Search the material for the word "name" and copy each line that holds it.

━━━

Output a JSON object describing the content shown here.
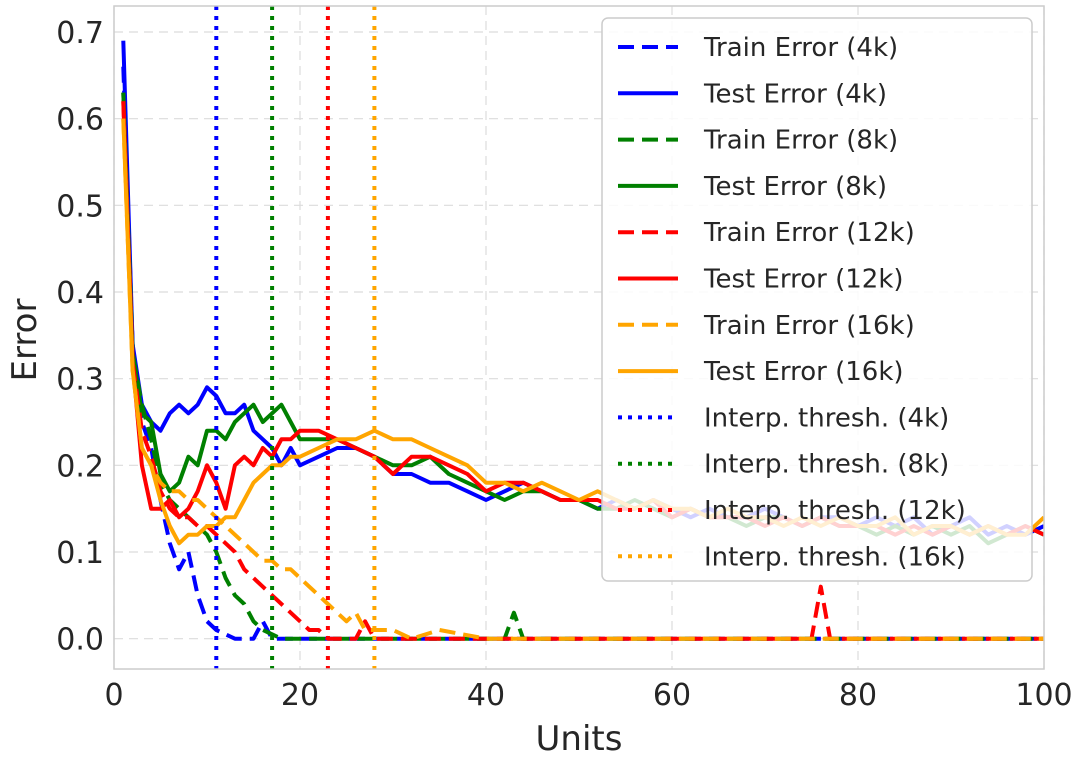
{
  "chart_data": {
    "type": "line",
    "xlabel": "Units",
    "ylabel": "Error",
    "xlim": [
      0,
      100
    ],
    "ylim": [
      -0.035,
      0.73
    ],
    "xticks": [
      "0",
      "20",
      "40",
      "60",
      "80",
      "100"
    ],
    "yticks": [
      "0.0",
      "0.1",
      "0.2",
      "0.3",
      "0.4",
      "0.5",
      "0.6",
      "0.7"
    ],
    "grid": true,
    "legend_position": "upper-right",
    "colors": {
      "4k": "#0000ff",
      "8k": "#008000",
      "12k": "#ff0000",
      "16k": "#ffa500"
    },
    "series": [
      {
        "name": "Train Error (4k)",
        "color": "#0000ff",
        "style": "dashed",
        "x": [
          1,
          2,
          3,
          4,
          5,
          6,
          7,
          8,
          9,
          10,
          11,
          12,
          13,
          14,
          15,
          16,
          17,
          18,
          19,
          20,
          25,
          30,
          40,
          50,
          60,
          70,
          80,
          90,
          100
        ],
        "y": [
          0.66,
          0.34,
          0.25,
          0.22,
          0.16,
          0.11,
          0.08,
          0.1,
          0.05,
          0.02,
          0.01,
          0.005,
          0.0,
          0.0,
          0.0,
          0.02,
          0.0,
          0.0,
          0.0,
          0.0,
          0.0,
          0.0,
          0.0,
          0.0,
          0.0,
          0.0,
          0.0,
          0.0,
          0.0
        ]
      },
      {
        "name": "Test Error (4k)",
        "color": "#0000ff",
        "style": "solid",
        "x": [
          1,
          2,
          3,
          4,
          5,
          6,
          7,
          8,
          9,
          10,
          11,
          12,
          13,
          14,
          15,
          16,
          17,
          18,
          19,
          20,
          22,
          24,
          26,
          28,
          30,
          32,
          34,
          36,
          38,
          40,
          42,
          44,
          46,
          48,
          50,
          52,
          54,
          56,
          58,
          60,
          62,
          64,
          66,
          68,
          70,
          72,
          74,
          76,
          78,
          80,
          82,
          84,
          86,
          88,
          90,
          92,
          94,
          96,
          98,
          100
        ],
        "y": [
          0.69,
          0.34,
          0.27,
          0.25,
          0.24,
          0.26,
          0.27,
          0.26,
          0.27,
          0.29,
          0.28,
          0.26,
          0.26,
          0.27,
          0.24,
          0.23,
          0.22,
          0.2,
          0.22,
          0.2,
          0.21,
          0.22,
          0.22,
          0.21,
          0.19,
          0.19,
          0.18,
          0.18,
          0.17,
          0.16,
          0.17,
          0.18,
          0.17,
          0.16,
          0.16,
          0.15,
          0.16,
          0.15,
          0.16,
          0.15,
          0.14,
          0.15,
          0.14,
          0.14,
          0.15,
          0.14,
          0.13,
          0.14,
          0.14,
          0.13,
          0.14,
          0.13,
          0.14,
          0.12,
          0.13,
          0.14,
          0.12,
          0.13,
          0.12,
          0.13
        ]
      },
      {
        "name": "Train Error (8k)",
        "color": "#008000",
        "style": "dashed",
        "x": [
          1,
          2,
          3,
          4,
          5,
          6,
          7,
          8,
          9,
          10,
          11,
          12,
          13,
          14,
          15,
          16,
          17,
          18,
          20,
          25,
          30,
          40,
          42,
          43,
          44,
          50,
          60,
          70,
          80,
          90,
          100
        ],
        "y": [
          0.63,
          0.33,
          0.27,
          0.23,
          0.18,
          0.16,
          0.15,
          0.14,
          0.13,
          0.12,
          0.1,
          0.07,
          0.05,
          0.04,
          0.02,
          0.01,
          0.005,
          0.0,
          0.0,
          0.0,
          0.0,
          0.0,
          0.0,
          0.03,
          0.0,
          0.0,
          0.0,
          0.0,
          0.0,
          0.0,
          0.0
        ]
      },
      {
        "name": "Test Error (8k)",
        "color": "#008000",
        "style": "solid",
        "x": [
          1,
          2,
          3,
          4,
          5,
          6,
          7,
          8,
          9,
          10,
          11,
          12,
          13,
          14,
          15,
          16,
          17,
          18,
          19,
          20,
          22,
          24,
          26,
          28,
          30,
          32,
          34,
          36,
          38,
          40,
          42,
          44,
          46,
          48,
          50,
          52,
          54,
          56,
          58,
          60,
          62,
          64,
          66,
          68,
          70,
          72,
          74,
          76,
          78,
          80,
          82,
          84,
          86,
          88,
          90,
          92,
          94,
          96,
          98,
          100
        ],
        "y": [
          0.63,
          0.33,
          0.26,
          0.25,
          0.19,
          0.17,
          0.18,
          0.21,
          0.2,
          0.24,
          0.24,
          0.23,
          0.25,
          0.26,
          0.27,
          0.25,
          0.26,
          0.27,
          0.25,
          0.23,
          0.23,
          0.23,
          0.22,
          0.21,
          0.2,
          0.2,
          0.21,
          0.19,
          0.18,
          0.17,
          0.16,
          0.17,
          0.17,
          0.16,
          0.16,
          0.15,
          0.15,
          0.16,
          0.15,
          0.14,
          0.15,
          0.14,
          0.14,
          0.13,
          0.14,
          0.14,
          0.13,
          0.14,
          0.13,
          0.13,
          0.12,
          0.13,
          0.12,
          0.13,
          0.12,
          0.13,
          0.11,
          0.12,
          0.13,
          0.12
        ]
      },
      {
        "name": "Train Error (12k)",
        "color": "#ff0000",
        "style": "dashed",
        "x": [
          1,
          2,
          3,
          4,
          5,
          6,
          7,
          8,
          9,
          10,
          11,
          12,
          13,
          14,
          15,
          16,
          17,
          18,
          19,
          20,
          21,
          22,
          23,
          24,
          25,
          26,
          27,
          28,
          30,
          40,
          50,
          60,
          70,
          75,
          76,
          77,
          80,
          90,
          100
        ],
        "y": [
          0.62,
          0.32,
          0.24,
          0.21,
          0.17,
          0.15,
          0.14,
          0.14,
          0.13,
          0.13,
          0.12,
          0.11,
          0.1,
          0.08,
          0.07,
          0.06,
          0.05,
          0.04,
          0.03,
          0.02,
          0.01,
          0.01,
          0.0,
          0.0,
          0.0,
          0.0,
          0.02,
          0.0,
          0.0,
          0.0,
          0.0,
          0.0,
          0.0,
          0.0,
          0.06,
          0.0,
          0.0,
          0.0,
          0.0
        ]
      },
      {
        "name": "Test Error (12k)",
        "color": "#ff0000",
        "style": "solid",
        "x": [
          1,
          2,
          3,
          4,
          5,
          6,
          7,
          8,
          9,
          10,
          11,
          12,
          13,
          14,
          15,
          16,
          17,
          18,
          19,
          20,
          22,
          24,
          26,
          28,
          30,
          32,
          34,
          36,
          38,
          40,
          42,
          44,
          46,
          48,
          50,
          52,
          54,
          56,
          58,
          60,
          62,
          64,
          66,
          68,
          70,
          72,
          74,
          76,
          78,
          80,
          82,
          84,
          86,
          88,
          90,
          92,
          94,
          96,
          98,
          100
        ],
        "y": [
          0.62,
          0.32,
          0.2,
          0.15,
          0.15,
          0.16,
          0.14,
          0.15,
          0.17,
          0.2,
          0.18,
          0.15,
          0.2,
          0.21,
          0.2,
          0.22,
          0.21,
          0.23,
          0.23,
          0.24,
          0.24,
          0.23,
          0.22,
          0.21,
          0.19,
          0.21,
          0.21,
          0.2,
          0.19,
          0.17,
          0.18,
          0.18,
          0.17,
          0.16,
          0.16,
          0.16,
          0.15,
          0.15,
          0.16,
          0.14,
          0.15,
          0.14,
          0.14,
          0.14,
          0.13,
          0.14,
          0.13,
          0.14,
          0.13,
          0.13,
          0.13,
          0.12,
          0.13,
          0.12,
          0.13,
          0.12,
          0.13,
          0.12,
          0.13,
          0.12
        ]
      },
      {
        "name": "Train Error (16k)",
        "color": "#ffa500",
        "style": "dashed",
        "x": [
          1,
          2,
          3,
          4,
          5,
          6,
          7,
          8,
          9,
          10,
          11,
          12,
          13,
          14,
          15,
          16,
          17,
          18,
          19,
          20,
          21,
          22,
          23,
          24,
          25,
          26,
          27,
          28,
          29,
          30,
          32,
          35,
          40,
          50,
          60,
          70,
          80,
          90,
          100
        ],
        "y": [
          0.6,
          0.31,
          0.22,
          0.2,
          0.18,
          0.17,
          0.17,
          0.16,
          0.16,
          0.15,
          0.14,
          0.13,
          0.12,
          0.11,
          0.1,
          0.09,
          0.09,
          0.08,
          0.08,
          0.07,
          0.06,
          0.05,
          0.04,
          0.03,
          0.02,
          0.03,
          0.01,
          0.01,
          0.01,
          0.01,
          0.0,
          0.01,
          0.0,
          0.0,
          0.0,
          0.0,
          0.0,
          0.0,
          0.0
        ]
      },
      {
        "name": "Test Error (16k)",
        "color": "#ffa500",
        "style": "solid",
        "x": [
          1,
          2,
          3,
          4,
          5,
          6,
          7,
          8,
          9,
          10,
          11,
          12,
          13,
          14,
          15,
          16,
          17,
          18,
          19,
          20,
          22,
          24,
          26,
          28,
          30,
          32,
          34,
          36,
          38,
          40,
          42,
          44,
          46,
          48,
          50,
          52,
          54,
          56,
          58,
          60,
          62,
          64,
          66,
          68,
          70,
          72,
          74,
          76,
          78,
          80,
          82,
          84,
          86,
          88,
          90,
          92,
          94,
          96,
          98,
          100
        ],
        "y": [
          0.6,
          0.31,
          0.22,
          0.2,
          0.16,
          0.13,
          0.11,
          0.12,
          0.12,
          0.13,
          0.13,
          0.14,
          0.14,
          0.16,
          0.18,
          0.19,
          0.2,
          0.2,
          0.21,
          0.21,
          0.22,
          0.23,
          0.23,
          0.24,
          0.23,
          0.23,
          0.22,
          0.21,
          0.2,
          0.18,
          0.18,
          0.17,
          0.18,
          0.17,
          0.16,
          0.17,
          0.16,
          0.15,
          0.16,
          0.15,
          0.15,
          0.14,
          0.15,
          0.14,
          0.14,
          0.13,
          0.14,
          0.13,
          0.14,
          0.13,
          0.13,
          0.14,
          0.12,
          0.13,
          0.13,
          0.12,
          0.13,
          0.12,
          0.12,
          0.14
        ]
      },
      {
        "name": "Interp. thresh. (4k)",
        "color": "#0000ff",
        "style": "dotted",
        "vline": 11
      },
      {
        "name": "Interp. thresh. (8k)",
        "color": "#008000",
        "style": "dotted",
        "vline": 17
      },
      {
        "name": "Interp. thresh. (12k)",
        "color": "#ff0000",
        "style": "dotted",
        "vline": 23
      },
      {
        "name": "Interp. thresh. (16k)",
        "color": "#ffa500",
        "style": "dotted",
        "vline": 28
      }
    ]
  }
}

━━━

Written response
        "name": "Train Error (4k)",
        "name": "Test Error (4k)",
        "name": "Train Error (8k)",
        "name": "Test Error (8k)",
        "name": "Train Error (12k)",
        "name": "Test Error (12k)",
        "name": "Train Error (16k)",
        "name": "Test Error (16k)",
        "name": "Interp. thresh. (4k)",
        "name": "Interp. thresh. (8k)",
        "name": "Interp. thresh. (12k)",
        "name": "Interp. thresh. (16k)",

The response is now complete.